== Records provided ==
--*--

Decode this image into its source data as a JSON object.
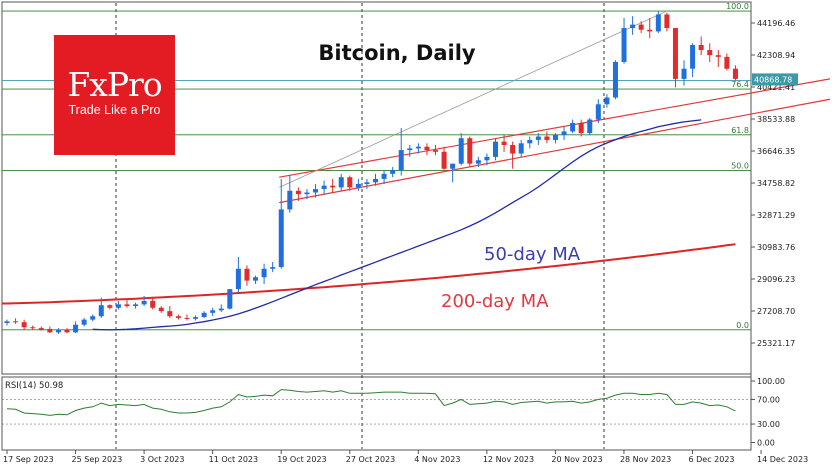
{
  "chart_data": {
    "type": "candlestick",
    "title": "Bitcoin, Daily",
    "brand": {
      "name": "FxPro",
      "tagline": "Trade Like a Pro"
    },
    "price_axis_ticks": [
      "44196.46",
      "42308.94",
      "40421.41",
      "38533.88",
      "36646.35",
      "34758.82",
      "32871.29",
      "30983.76",
      "29096.23",
      "27208.70",
      "25321.17"
    ],
    "current_price": "40868.78",
    "date_ticks": [
      "17 Sep 2023",
      "25 Sep 2023",
      "3 Oct 2023",
      "11 Oct 2023",
      "19 Oct 2023",
      "27 Oct 2023",
      "4 Nov 2023",
      "12 Nov 2023",
      "20 Nov 2023",
      "28 Nov 2023",
      "6 Dec 2023",
      "14 Dec 2023"
    ],
    "fibonacci_levels": [
      {
        "label": "100.0",
        "price": 44900
      },
      {
        "label": "76.4",
        "price": 40300
      },
      {
        "label": "61.8",
        "price": 37600
      },
      {
        "label": "50.0",
        "price": 35500
      },
      {
        "label": "0.0",
        "price": 26100
      }
    ],
    "annotations": [
      {
        "text": "50-day MA",
        "color": "#3a3fb0"
      },
      {
        "text": "200-day MA",
        "color": "#e0393e"
      }
    ],
    "series": [
      {
        "name": "candles",
        "up_color": "#1f6fdc",
        "down_color": "#e32b2b",
        "ohlc": [
          [
            26500,
            26700,
            26350,
            26600
          ],
          [
            26600,
            26780,
            26450,
            26550
          ],
          [
            26550,
            26700,
            26100,
            26250
          ],
          [
            26250,
            26350,
            26100,
            26200
          ],
          [
            26200,
            26300,
            26050,
            26120
          ],
          [
            26150,
            26300,
            25900,
            25950
          ],
          [
            25950,
            26200,
            25850,
            26100
          ],
          [
            26100,
            26200,
            25900,
            25950
          ],
          [
            25950,
            26600,
            25900,
            26400
          ],
          [
            26400,
            26800,
            26300,
            26700
          ],
          [
            26700,
            27000,
            26600,
            26900
          ],
          [
            26900,
            28000,
            26800,
            27550
          ],
          [
            27550,
            27600,
            27300,
            27400
          ],
          [
            27400,
            27800,
            27300,
            27600
          ],
          [
            27600,
            27900,
            27400,
            27500
          ],
          [
            27500,
            27700,
            27350,
            27600
          ],
          [
            27600,
            28100,
            27500,
            27800
          ],
          [
            27800,
            28000,
            27300,
            27400
          ],
          [
            27400,
            27500,
            27100,
            27200
          ],
          [
            27200,
            27500,
            26800,
            26900
          ],
          [
            26900,
            27000,
            26700,
            26800
          ],
          [
            26800,
            27000,
            26650,
            26750
          ],
          [
            26750,
            26950,
            26650,
            26850
          ],
          [
            26850,
            27200,
            26800,
            27100
          ],
          [
            27100,
            27400,
            26900,
            27250
          ],
          [
            27250,
            27600,
            27150,
            27350
          ],
          [
            27350,
            28500,
            27300,
            28500
          ],
          [
            28500,
            30400,
            28300,
            29700
          ],
          [
            29700,
            29900,
            28700,
            29000
          ],
          [
            29000,
            29300,
            28800,
            29200
          ],
          [
            29200,
            30000,
            28800,
            29700
          ],
          [
            29700,
            30100,
            29500,
            29800
          ],
          [
            29800,
            35000,
            29700,
            33200
          ],
          [
            33200,
            35200,
            33000,
            34300
          ],
          [
            34300,
            34500,
            33700,
            34100
          ],
          [
            34100,
            34400,
            33800,
            34200
          ],
          [
            34200,
            34700,
            33900,
            34400
          ],
          [
            34400,
            34900,
            34100,
            34600
          ],
          [
            34600,
            35000,
            34200,
            34500
          ],
          [
            34500,
            35300,
            34300,
            35100
          ],
          [
            35100,
            35200,
            34300,
            34500
          ],
          [
            34500,
            35000,
            34300,
            34700
          ],
          [
            34700,
            35000,
            34400,
            34800
          ],
          [
            34800,
            35300,
            34600,
            35000
          ],
          [
            35000,
            35500,
            34700,
            35300
          ],
          [
            35300,
            35700,
            35100,
            35500
          ],
          [
            35500,
            38000,
            35200,
            36700
          ],
          [
            36700,
            37000,
            36300,
            36800
          ],
          [
            36800,
            37100,
            36500,
            36900
          ],
          [
            36900,
            37100,
            36400,
            36700
          ],
          [
            36700,
            37000,
            36400,
            36600
          ],
          [
            36600,
            36900,
            35500,
            35600
          ],
          [
            35600,
            35900,
            34800,
            35900
          ],
          [
            35900,
            37700,
            35800,
            37400
          ],
          [
            37400,
            37500,
            35700,
            35900
          ],
          [
            35900,
            36300,
            35700,
            36100
          ],
          [
            36100,
            36500,
            35800,
            36300
          ],
          [
            36300,
            37400,
            36100,
            37200
          ],
          [
            37200,
            37600,
            36600,
            37000
          ],
          [
            37000,
            37200,
            35600,
            36500
          ],
          [
            36500,
            37300,
            36300,
            37100
          ],
          [
            37100,
            37500,
            36800,
            37300
          ],
          [
            37300,
            37700,
            37000,
            37500
          ],
          [
            37500,
            37800,
            37100,
            37300
          ],
          [
            37300,
            37700,
            37100,
            37600
          ],
          [
            37600,
            38100,
            37300,
            37800
          ],
          [
            37800,
            38500,
            37700,
            38300
          ],
          [
            38300,
            38500,
            37500,
            37700
          ],
          [
            37700,
            38600,
            37600,
            38500
          ],
          [
            38500,
            39700,
            38300,
            39400
          ],
          [
            39400,
            40000,
            39200,
            39800
          ],
          [
            39800,
            42000,
            39700,
            41900
          ],
          [
            41900,
            44500,
            41800,
            43900
          ],
          [
            43900,
            44600,
            43500,
            44100
          ],
          [
            44100,
            44300,
            43600,
            43800
          ],
          [
            43800,
            44500,
            43300,
            43700
          ],
          [
            43700,
            44900,
            43600,
            44700
          ],
          [
            44700,
            44800,
            43700,
            43900
          ],
          [
            43900,
            43900,
            40400,
            40900
          ],
          [
            40900,
            42000,
            40500,
            41500
          ],
          [
            41500,
            43000,
            41000,
            42900
          ],
          [
            42900,
            43400,
            42300,
            42600
          ],
          [
            42600,
            43000,
            41900,
            42300
          ],
          [
            42300,
            42600,
            41600,
            42200
          ],
          [
            42200,
            42400,
            41400,
            41500
          ],
          [
            41500,
            41700,
            40800,
            40900
          ]
        ]
      },
      {
        "name": "50-day MA",
        "values_start_index": 10,
        "values": [
          26130,
          26110,
          26100,
          26110,
          26130,
          26160,
          26200,
          26240,
          26280,
          26320,
          26360,
          26420,
          26500,
          26580,
          26680,
          26780,
          26900,
          27040,
          27200,
          27380,
          27560,
          27760,
          27960,
          28160,
          28360,
          28560,
          28760,
          28950,
          29140,
          29330,
          29520,
          29710,
          29900,
          30090,
          30280,
          30470,
          30660,
          30850,
          31040,
          31230,
          31420,
          31610,
          31800,
          32000,
          32220,
          32460,
          32720,
          33000,
          33300,
          33600,
          33900,
          34200,
          34520,
          34880,
          35260,
          35640,
          36000,
          36340,
          36640,
          36900,
          37120,
          37320,
          37500,
          37660,
          37800,
          37940,
          38080,
          38180,
          38280,
          38360,
          38420,
          38480
        ]
      },
      {
        "name": "200-day MA",
        "values_start_index": 0,
        "values_range": [
          27650,
          31150
        ]
      }
    ],
    "indicator": {
      "label": "RSI(14) 50.98",
      "value": "50.98",
      "ticks": [
        "100.00",
        "70.00",
        "30.00",
        "0.00"
      ],
      "values": [
        55,
        54,
        48,
        47,
        46,
        44,
        46,
        45,
        52,
        56,
        58,
        64,
        60,
        62,
        61,
        60,
        62,
        56,
        54,
        50,
        48,
        48,
        49,
        52,
        56,
        58,
        66,
        78,
        74,
        75,
        77,
        76,
        86,
        85,
        83,
        82,
        83,
        84,
        82,
        84,
        80,
        80,
        80,
        81,
        82,
        82,
        82,
        80,
        80,
        80,
        79,
        60,
        64,
        70,
        62,
        63,
        64,
        67,
        66,
        62,
        65,
        66,
        67,
        64,
        66,
        66,
        67,
        64,
        66,
        70,
        72,
        77,
        80,
        80,
        78,
        78,
        80,
        78,
        62,
        62,
        66,
        64,
        60,
        61,
        58,
        51
      ]
    }
  }
}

--*--

== The task ==
In the entries above, find every line holding the word "label" and copy it out.

== Task output ==
        "label": "100.0",
        "label": "76.4",
        "label": "61.8",
        "label": "50.0",
        "label": "0.0",
      "label": "RSI(14) 50.98",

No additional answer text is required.